TASK REQUIREMENTS: Each line holding the word "JSON" counts once; give the total and nothing more.

GIVEN DATA:
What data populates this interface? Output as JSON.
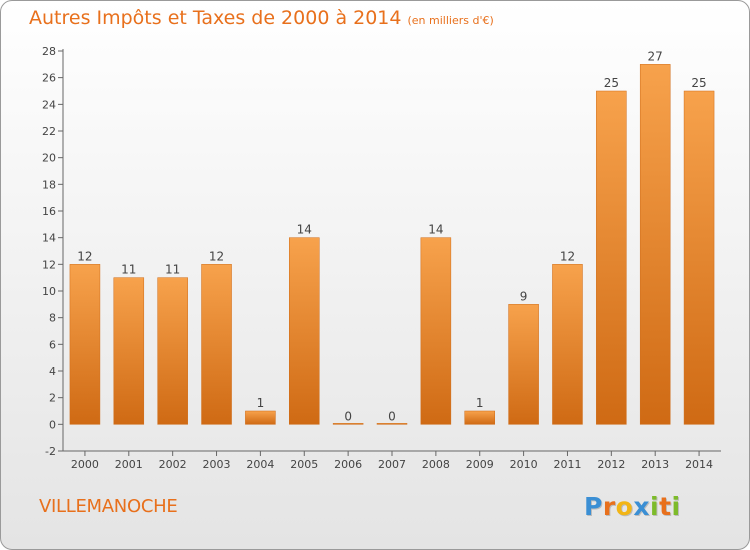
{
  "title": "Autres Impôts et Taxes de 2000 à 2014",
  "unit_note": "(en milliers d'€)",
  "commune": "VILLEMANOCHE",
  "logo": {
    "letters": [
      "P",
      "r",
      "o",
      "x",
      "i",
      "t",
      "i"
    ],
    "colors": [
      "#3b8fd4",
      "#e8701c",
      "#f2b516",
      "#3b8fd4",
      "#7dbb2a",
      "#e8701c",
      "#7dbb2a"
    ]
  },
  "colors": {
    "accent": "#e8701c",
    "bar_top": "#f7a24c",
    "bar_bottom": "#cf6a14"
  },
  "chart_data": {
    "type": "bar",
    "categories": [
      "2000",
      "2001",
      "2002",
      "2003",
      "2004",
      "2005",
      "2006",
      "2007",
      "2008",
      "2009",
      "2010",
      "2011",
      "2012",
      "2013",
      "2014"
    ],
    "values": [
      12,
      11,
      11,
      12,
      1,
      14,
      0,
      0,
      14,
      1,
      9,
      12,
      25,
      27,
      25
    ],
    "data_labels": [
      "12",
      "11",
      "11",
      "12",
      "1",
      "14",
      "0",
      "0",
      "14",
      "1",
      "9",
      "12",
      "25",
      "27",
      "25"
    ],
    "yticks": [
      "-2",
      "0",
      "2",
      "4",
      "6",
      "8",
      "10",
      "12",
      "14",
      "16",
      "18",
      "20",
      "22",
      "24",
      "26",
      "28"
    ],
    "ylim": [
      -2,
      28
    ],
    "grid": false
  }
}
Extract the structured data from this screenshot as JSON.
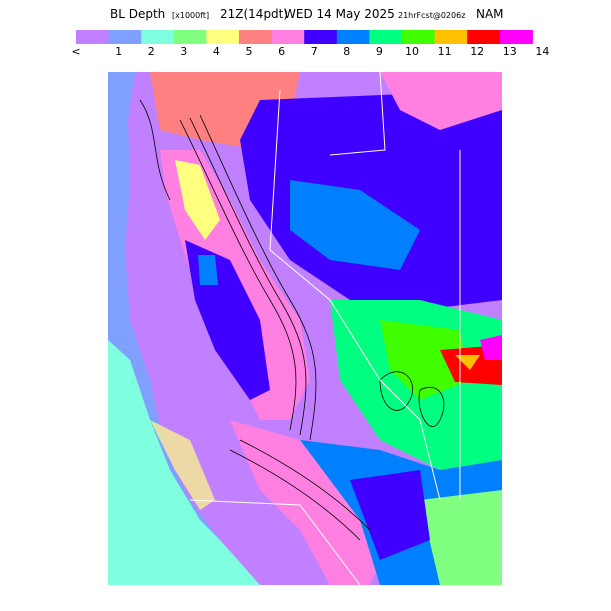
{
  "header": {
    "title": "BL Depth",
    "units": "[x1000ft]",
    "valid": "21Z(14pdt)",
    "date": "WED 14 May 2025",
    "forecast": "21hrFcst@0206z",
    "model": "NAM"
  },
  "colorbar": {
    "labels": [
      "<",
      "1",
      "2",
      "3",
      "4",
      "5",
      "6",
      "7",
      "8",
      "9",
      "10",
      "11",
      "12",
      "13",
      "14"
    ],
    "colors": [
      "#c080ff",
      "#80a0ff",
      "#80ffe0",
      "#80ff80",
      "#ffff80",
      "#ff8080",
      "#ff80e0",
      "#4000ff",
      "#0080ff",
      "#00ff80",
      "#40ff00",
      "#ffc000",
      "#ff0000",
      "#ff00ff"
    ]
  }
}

OUTPUT OF THE EXERCISE: 2